-- begin --
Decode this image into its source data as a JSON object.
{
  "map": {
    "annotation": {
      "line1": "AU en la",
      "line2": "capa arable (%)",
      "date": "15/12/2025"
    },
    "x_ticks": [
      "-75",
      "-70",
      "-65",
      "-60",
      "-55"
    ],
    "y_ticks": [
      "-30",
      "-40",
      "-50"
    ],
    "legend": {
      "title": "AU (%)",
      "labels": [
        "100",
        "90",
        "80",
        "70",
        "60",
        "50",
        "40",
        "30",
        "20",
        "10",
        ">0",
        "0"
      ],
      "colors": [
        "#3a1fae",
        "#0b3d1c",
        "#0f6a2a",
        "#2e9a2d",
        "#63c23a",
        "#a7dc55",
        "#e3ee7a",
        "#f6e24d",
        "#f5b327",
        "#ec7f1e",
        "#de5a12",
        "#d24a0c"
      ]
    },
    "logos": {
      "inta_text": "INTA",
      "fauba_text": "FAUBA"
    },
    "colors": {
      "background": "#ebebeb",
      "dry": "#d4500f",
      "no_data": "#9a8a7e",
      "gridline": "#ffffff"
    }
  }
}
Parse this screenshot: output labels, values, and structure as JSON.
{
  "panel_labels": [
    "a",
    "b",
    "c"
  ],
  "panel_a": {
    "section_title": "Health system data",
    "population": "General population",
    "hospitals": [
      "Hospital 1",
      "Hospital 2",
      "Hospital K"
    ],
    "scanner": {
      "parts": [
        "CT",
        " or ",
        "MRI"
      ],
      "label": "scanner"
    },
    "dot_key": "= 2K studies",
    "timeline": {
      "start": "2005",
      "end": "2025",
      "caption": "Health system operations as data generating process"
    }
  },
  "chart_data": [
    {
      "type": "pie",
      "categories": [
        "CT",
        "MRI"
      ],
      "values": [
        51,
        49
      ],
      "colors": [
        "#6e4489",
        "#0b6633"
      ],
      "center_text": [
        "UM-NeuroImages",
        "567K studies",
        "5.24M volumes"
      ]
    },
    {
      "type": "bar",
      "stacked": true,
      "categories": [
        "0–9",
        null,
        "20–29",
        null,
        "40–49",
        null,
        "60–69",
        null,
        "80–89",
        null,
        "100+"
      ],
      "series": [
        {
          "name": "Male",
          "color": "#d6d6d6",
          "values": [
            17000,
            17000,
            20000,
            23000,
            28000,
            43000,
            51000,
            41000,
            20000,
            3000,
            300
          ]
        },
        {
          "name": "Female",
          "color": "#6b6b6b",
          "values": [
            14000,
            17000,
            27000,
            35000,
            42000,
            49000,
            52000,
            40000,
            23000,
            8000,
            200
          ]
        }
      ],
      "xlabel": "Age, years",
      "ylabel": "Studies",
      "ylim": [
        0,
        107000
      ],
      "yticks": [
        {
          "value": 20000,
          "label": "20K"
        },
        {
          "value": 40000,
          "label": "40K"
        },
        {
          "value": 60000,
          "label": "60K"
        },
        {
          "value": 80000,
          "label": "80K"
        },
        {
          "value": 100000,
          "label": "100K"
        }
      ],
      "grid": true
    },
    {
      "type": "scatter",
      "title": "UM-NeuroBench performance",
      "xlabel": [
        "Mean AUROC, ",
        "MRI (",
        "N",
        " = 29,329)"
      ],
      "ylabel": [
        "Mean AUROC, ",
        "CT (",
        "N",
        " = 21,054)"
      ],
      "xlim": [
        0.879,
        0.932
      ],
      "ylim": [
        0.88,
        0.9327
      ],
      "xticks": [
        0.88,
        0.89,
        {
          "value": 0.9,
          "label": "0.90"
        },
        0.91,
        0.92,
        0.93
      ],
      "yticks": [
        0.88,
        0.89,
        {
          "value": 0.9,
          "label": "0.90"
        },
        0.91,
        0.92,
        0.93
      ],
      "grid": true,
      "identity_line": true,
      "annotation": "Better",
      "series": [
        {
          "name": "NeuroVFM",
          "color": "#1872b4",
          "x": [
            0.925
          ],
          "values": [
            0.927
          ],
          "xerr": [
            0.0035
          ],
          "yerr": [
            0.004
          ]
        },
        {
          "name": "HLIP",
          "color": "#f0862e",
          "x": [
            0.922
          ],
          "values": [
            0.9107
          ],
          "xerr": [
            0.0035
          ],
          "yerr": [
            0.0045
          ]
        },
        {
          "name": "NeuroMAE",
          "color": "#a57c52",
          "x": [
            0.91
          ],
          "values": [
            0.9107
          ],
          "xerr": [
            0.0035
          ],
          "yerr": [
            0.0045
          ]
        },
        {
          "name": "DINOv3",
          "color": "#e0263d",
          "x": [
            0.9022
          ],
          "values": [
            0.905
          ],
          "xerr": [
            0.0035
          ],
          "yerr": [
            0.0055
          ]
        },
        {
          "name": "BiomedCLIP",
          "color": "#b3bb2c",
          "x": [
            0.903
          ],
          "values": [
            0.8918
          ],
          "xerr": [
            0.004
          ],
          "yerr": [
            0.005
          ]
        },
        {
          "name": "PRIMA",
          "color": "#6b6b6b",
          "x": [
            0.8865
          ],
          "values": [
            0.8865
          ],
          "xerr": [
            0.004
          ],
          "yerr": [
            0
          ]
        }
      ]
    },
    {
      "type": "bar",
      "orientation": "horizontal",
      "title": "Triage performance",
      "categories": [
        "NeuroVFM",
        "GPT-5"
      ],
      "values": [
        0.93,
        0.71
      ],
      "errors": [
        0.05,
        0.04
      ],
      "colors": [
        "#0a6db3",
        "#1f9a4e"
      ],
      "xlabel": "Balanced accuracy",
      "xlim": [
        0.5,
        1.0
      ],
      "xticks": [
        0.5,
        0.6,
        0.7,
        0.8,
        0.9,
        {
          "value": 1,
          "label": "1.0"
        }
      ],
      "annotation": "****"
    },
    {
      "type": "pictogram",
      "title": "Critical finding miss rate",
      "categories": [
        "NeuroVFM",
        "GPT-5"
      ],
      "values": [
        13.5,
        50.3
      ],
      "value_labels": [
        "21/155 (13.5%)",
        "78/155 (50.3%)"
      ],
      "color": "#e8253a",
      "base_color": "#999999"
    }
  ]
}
-- end --
• [YOUR GOAL]: Copy every line in the records above that contains the word "this".

• [SOLUTION]:
Decode this image into its source data as a JSON object.
Parse this screenshot: output labels, values, and structure as JSON.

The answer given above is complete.